Records

▬▬▬▬▬▬▬▬▬▬

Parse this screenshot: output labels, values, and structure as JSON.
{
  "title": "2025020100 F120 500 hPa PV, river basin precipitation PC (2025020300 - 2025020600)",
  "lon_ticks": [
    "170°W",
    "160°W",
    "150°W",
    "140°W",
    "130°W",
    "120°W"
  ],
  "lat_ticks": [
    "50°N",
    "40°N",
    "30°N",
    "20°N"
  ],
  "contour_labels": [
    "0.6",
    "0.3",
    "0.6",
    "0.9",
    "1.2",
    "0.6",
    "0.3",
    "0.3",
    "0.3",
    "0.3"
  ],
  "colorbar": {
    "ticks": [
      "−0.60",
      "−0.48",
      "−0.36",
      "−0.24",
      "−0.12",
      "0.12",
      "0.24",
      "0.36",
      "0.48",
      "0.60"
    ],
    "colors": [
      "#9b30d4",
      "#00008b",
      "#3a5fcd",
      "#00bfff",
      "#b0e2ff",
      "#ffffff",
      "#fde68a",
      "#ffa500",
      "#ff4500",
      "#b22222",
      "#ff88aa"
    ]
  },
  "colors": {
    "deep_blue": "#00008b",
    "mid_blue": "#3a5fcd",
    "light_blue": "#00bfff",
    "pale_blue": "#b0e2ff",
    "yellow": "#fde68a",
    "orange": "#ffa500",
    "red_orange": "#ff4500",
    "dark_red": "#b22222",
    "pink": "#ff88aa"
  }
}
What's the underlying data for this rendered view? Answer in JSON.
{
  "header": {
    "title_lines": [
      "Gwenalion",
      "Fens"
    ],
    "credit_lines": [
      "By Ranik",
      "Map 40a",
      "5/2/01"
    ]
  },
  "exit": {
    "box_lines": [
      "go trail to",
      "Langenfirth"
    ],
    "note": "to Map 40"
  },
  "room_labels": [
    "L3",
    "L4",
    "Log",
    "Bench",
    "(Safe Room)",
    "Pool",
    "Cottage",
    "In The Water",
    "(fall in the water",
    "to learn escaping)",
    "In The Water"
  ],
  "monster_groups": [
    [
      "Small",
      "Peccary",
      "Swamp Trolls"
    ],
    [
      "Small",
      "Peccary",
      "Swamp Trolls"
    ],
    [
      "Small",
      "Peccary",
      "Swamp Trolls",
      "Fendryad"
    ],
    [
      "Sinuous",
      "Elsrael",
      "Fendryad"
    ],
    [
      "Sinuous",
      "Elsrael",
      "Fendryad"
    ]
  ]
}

▬▬▬▬▬▬▬▬▬▬

## DO THIS
Return the entries above exactly as they appear.

## RESULT FOR THIS TASK
Parse this screenshot: output labels, values, and structure as JSON.
{
  "title": "2025020100 F120 500 hPa PV, river basin precipitation PC (2025020300 - 2025020600)",
  "lon_ticks": [
    "170°W",
    "160°W",
    "150°W",
    "140°W",
    "130°W",
    "120°W"
  ],
  "lat_ticks": [
    "50°N",
    "40°N",
    "30°N",
    "20°N"
  ],
  "contour_labels": [
    "0.6",
    "0.3",
    "0.6",
    "0.9",
    "1.2",
    "0.6",
    "0.3",
    "0.3",
    "0.3",
    "0.3"
  ],
  "colorbar": {
    "ticks": [
      "−0.60",
      "−0.48",
      "−0.36",
      "−0.24",
      "−0.12",
      "0.12",
      "0.24",
      "0.36",
      "0.48",
      "0.60"
    ],
    "colors": [
      "#9b30d4",
      "#00008b",
      "#3a5fcd",
      "#00bfff",
      "#b0e2ff",
      "#ffffff",
      "#fde68a",
      "#ffa500",
      "#ff4500",
      "#b22222",
      "#ff88aa"
    ]
  },
  "colors": {
    "deep_blue": "#00008b",
    "mid_blue": "#3a5fcd",
    "light_blue": "#00bfff",
    "pale_blue": "#b0e2ff",
    "yellow": "#fde68a",
    "orange": "#ffa500",
    "red_orange": "#ff4500",
    "dark_red": "#b22222",
    "pink": "#ff88aa"
  }
}
What's the underlying data for this rendered view? Answer in JSON.
{
  "header": {
    "title_lines": [
      "Gwenalion",
      "Fens"
    ],
    "credit_lines": [
      "By Ranik",
      "Map 40a",
      "5/2/01"
    ]
  },
  "exit": {
    "box_lines": [
      "go trail to",
      "Langenfirth"
    ],
    "note": "to Map 40"
  },
  "room_labels": [
    "L3",
    "L4",
    "Log",
    "Bench",
    "(Safe Room)",
    "Pool",
    "Cottage",
    "In The Water",
    "(fall in the water",
    "to learn escaping)",
    "In The Water"
  ],
  "monster_groups": [
    [
      "Small",
      "Peccary",
      "Swamp Trolls"
    ],
    [
      "Small",
      "Peccary",
      "Swamp Trolls"
    ],
    [
      "Small",
      "Peccary",
      "Swamp Trolls",
      "Fendryad"
    ],
    [
      "Sinuous",
      "Elsrael",
      "Fendryad"
    ],
    [
      "Sinuous",
      "Elsrael",
      "Fendryad"
    ]
  ]
}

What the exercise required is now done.